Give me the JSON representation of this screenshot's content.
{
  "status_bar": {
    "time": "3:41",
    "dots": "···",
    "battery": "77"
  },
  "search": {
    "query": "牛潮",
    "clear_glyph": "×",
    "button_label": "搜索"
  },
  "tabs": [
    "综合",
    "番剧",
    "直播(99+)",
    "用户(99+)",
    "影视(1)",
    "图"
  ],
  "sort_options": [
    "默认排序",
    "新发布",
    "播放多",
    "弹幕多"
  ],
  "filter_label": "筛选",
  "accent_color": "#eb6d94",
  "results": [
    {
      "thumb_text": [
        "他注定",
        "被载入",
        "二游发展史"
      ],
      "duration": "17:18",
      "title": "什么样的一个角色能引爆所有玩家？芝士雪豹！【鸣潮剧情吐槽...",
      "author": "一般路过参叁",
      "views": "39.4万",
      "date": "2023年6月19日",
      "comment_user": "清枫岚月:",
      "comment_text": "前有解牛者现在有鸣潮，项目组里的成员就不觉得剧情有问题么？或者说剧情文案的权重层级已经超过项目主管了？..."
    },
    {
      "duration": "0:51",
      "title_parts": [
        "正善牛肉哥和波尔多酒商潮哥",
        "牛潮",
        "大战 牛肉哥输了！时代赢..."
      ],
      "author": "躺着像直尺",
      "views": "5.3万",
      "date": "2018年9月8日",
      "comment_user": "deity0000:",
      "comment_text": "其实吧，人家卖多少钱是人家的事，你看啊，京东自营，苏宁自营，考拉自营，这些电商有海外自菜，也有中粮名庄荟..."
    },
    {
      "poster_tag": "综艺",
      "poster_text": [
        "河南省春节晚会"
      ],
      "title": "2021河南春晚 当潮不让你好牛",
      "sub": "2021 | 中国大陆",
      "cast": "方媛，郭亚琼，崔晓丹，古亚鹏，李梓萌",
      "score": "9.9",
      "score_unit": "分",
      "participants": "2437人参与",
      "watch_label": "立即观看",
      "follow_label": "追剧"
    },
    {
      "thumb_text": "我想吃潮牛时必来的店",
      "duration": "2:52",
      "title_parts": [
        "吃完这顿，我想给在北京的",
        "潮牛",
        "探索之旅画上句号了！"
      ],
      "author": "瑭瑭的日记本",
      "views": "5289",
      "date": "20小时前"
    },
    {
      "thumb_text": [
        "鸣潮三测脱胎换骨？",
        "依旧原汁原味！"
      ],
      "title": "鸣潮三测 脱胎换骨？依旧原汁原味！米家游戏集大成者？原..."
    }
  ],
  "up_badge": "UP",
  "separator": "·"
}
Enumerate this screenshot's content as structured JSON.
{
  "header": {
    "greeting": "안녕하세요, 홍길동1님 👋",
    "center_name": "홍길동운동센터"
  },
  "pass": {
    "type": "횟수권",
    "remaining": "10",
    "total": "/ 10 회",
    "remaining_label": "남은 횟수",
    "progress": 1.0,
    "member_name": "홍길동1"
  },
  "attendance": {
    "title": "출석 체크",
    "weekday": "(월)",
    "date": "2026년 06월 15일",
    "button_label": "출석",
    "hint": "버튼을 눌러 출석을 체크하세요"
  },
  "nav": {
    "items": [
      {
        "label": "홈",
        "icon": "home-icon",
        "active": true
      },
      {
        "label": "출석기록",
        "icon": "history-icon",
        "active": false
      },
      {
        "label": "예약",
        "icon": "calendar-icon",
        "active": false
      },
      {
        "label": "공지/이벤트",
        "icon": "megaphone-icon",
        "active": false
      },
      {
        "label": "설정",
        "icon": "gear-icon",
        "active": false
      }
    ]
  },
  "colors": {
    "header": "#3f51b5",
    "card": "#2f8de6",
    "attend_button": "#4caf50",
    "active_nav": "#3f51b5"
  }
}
==================================================
» Work to complete:
Working from the material above, retype it in its entirety without change.

» Output for this exercise:
Give me the JSON representation of this screenshot's content.
{
  "status_bar": {
    "time": "3:41",
    "dots": "···",
    "battery": "77"
  },
  "search": {
    "query": "牛潮",
    "clear_glyph": "×",
    "button_label": "搜索"
  },
  "tabs": [
    "综合",
    "番剧",
    "直播(99+)",
    "用户(99+)",
    "影视(1)",
    "图"
  ],
  "sort_options": [
    "默认排序",
    "新发布",
    "播放多",
    "弹幕多"
  ],
  "filter_label": "筛选",
  "accent_color": "#eb6d94",
  "results": [
    {
      "thumb_text": [
        "他注定",
        "被载入",
        "二游发展史"
      ],
      "duration": "17:18",
      "title": "什么样的一个角色能引爆所有玩家？芝士雪豹！【鸣潮剧情吐槽...",
      "author": "一般路过参叁",
      "views": "39.4万",
      "date": "2023年6月19日",
      "comment_user": "清枫岚月:",
      "comment_text": "前有解牛者现在有鸣潮，项目组里的成员就不觉得剧情有问题么？或者说剧情文案的权重层级已经超过项目主管了？..."
    },
    {
      "duration": "0:51",
      "title_parts": [
        "正善牛肉哥和波尔多酒商潮哥",
        "牛潮",
        "大战 牛肉哥输了！时代赢..."
      ],
      "author": "躺着像直尺",
      "views": "5.3万",
      "date": "2018年9月8日",
      "comment_user": "deity0000:",
      "comment_text": "其实吧，人家卖多少钱是人家的事，你看啊，京东自营，苏宁自营，考拉自营，这些电商有海外自菜，也有中粮名庄荟..."
    },
    {
      "poster_tag": "综艺",
      "poster_text": [
        "河南省春节晚会"
      ],
      "title": "2021河南春晚 当潮不让你好牛",
      "sub": "2021 | 中国大陆",
      "cast": "方媛，郭亚琼，崔晓丹，古亚鹏，李梓萌",
      "score": "9.9",
      "score_unit": "分",
      "participants": "2437人参与",
      "watch_label": "立即观看",
      "follow_label": "追剧"
    },
    {
      "thumb_text": "我想吃潮牛时必来的店",
      "duration": "2:52",
      "title_parts": [
        "吃完这顿，我想给在北京的",
        "潮牛",
        "探索之旅画上句号了！"
      ],
      "author": "瑭瑭的日记本",
      "views": "5289",
      "date": "20小时前"
    },
    {
      "thumb_text": [
        "鸣潮三测脱胎换骨？",
        "依旧原汁原味！"
      ],
      "title": "鸣潮三测 脱胎换骨？依旧原汁原味！米家游戏集大成者？原..."
    }
  ],
  "up_badge": "UP",
  "separator": "·"
}
Enumerate this screenshot's content as structured JSON.
{
  "header": {
    "greeting": "안녕하세요, 홍길동1님 👋",
    "center_name": "홍길동운동센터"
  },
  "pass": {
    "type": "횟수권",
    "remaining": "10",
    "total": "/ 10 회",
    "remaining_label": "남은 횟수",
    "progress": 1.0,
    "member_name": "홍길동1"
  },
  "attendance": {
    "title": "출석 체크",
    "weekday": "(월)",
    "date": "2026년 06월 15일",
    "button_label": "출석",
    "hint": "버튼을 눌러 출석을 체크하세요"
  },
  "nav": {
    "items": [
      {
        "label": "홈",
        "icon": "home-icon",
        "active": true
      },
      {
        "label": "출석기록",
        "icon": "history-icon",
        "active": false
      },
      {
        "label": "예약",
        "icon": "calendar-icon",
        "active": false
      },
      {
        "label": "공지/이벤트",
        "icon": "megaphone-icon",
        "active": false
      },
      {
        "label": "설정",
        "icon": "gear-icon",
        "active": false
      }
    ]
  },
  "colors": {
    "header": "#3f51b5",
    "card": "#2f8de6",
    "attend_button": "#4caf50",
    "active_nav": "#3f51b5"
  }
}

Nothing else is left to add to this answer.